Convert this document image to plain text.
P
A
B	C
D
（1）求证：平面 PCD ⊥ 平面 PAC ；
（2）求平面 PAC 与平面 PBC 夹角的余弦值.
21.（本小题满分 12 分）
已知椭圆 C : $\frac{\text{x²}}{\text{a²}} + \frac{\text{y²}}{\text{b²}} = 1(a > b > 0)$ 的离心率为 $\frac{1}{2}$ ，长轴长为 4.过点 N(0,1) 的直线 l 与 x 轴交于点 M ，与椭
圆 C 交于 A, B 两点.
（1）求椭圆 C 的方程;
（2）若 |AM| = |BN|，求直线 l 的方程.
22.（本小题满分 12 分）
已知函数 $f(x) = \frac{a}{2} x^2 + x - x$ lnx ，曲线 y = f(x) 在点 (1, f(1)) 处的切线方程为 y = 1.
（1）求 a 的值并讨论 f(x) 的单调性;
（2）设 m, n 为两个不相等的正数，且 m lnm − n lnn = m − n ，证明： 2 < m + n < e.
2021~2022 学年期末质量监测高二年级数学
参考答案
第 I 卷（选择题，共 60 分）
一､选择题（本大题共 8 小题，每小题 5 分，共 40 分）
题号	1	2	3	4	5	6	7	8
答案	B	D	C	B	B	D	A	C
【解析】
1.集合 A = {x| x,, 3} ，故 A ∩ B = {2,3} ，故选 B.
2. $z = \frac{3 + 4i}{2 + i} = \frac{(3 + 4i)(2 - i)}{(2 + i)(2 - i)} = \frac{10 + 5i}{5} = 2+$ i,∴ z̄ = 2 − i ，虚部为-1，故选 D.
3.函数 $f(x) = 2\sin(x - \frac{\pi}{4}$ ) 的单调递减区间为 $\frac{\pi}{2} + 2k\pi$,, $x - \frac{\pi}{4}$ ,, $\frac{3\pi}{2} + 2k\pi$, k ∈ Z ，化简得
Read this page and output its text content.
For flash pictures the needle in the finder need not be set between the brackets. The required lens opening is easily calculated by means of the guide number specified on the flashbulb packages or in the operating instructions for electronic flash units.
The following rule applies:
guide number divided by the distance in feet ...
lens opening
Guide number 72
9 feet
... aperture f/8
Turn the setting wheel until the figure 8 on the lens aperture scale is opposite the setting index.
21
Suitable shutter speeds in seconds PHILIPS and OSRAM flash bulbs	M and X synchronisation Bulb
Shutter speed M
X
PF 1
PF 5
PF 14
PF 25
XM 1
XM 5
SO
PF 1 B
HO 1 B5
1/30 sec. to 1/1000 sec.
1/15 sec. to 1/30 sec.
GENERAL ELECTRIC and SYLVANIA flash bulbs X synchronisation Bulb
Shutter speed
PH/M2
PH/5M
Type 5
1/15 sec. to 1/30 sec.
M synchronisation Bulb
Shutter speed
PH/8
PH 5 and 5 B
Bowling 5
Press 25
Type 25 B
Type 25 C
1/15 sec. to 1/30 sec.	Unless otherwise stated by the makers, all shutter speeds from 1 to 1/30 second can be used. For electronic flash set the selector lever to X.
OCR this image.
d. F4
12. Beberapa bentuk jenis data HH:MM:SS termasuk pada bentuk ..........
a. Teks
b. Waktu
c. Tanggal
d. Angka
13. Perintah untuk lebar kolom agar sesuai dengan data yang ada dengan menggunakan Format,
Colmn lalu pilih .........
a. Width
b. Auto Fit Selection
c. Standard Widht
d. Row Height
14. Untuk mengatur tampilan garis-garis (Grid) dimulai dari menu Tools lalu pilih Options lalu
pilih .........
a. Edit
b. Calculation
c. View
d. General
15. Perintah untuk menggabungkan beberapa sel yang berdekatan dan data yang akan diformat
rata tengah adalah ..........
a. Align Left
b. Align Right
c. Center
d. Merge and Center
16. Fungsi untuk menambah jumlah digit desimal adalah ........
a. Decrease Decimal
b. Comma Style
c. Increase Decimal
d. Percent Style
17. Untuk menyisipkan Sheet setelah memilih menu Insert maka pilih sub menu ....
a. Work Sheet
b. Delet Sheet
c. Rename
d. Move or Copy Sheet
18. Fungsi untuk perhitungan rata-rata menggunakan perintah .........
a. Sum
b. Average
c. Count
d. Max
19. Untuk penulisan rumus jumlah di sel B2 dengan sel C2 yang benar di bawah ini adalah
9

§ §

SHORT TASK: Using the records above, copy every line that has the word "pilih" in it.

TASK OUTPUT:
Colmn lalu pilih .........
14. Untuk mengatur tampilan garis-garis (Grid) dimulai dari menu Tools lalu pilih Options lalu
pilih .........
17. Untuk menyisipkan Sheet setelah memilih menu Insert maka pilih sub menu ....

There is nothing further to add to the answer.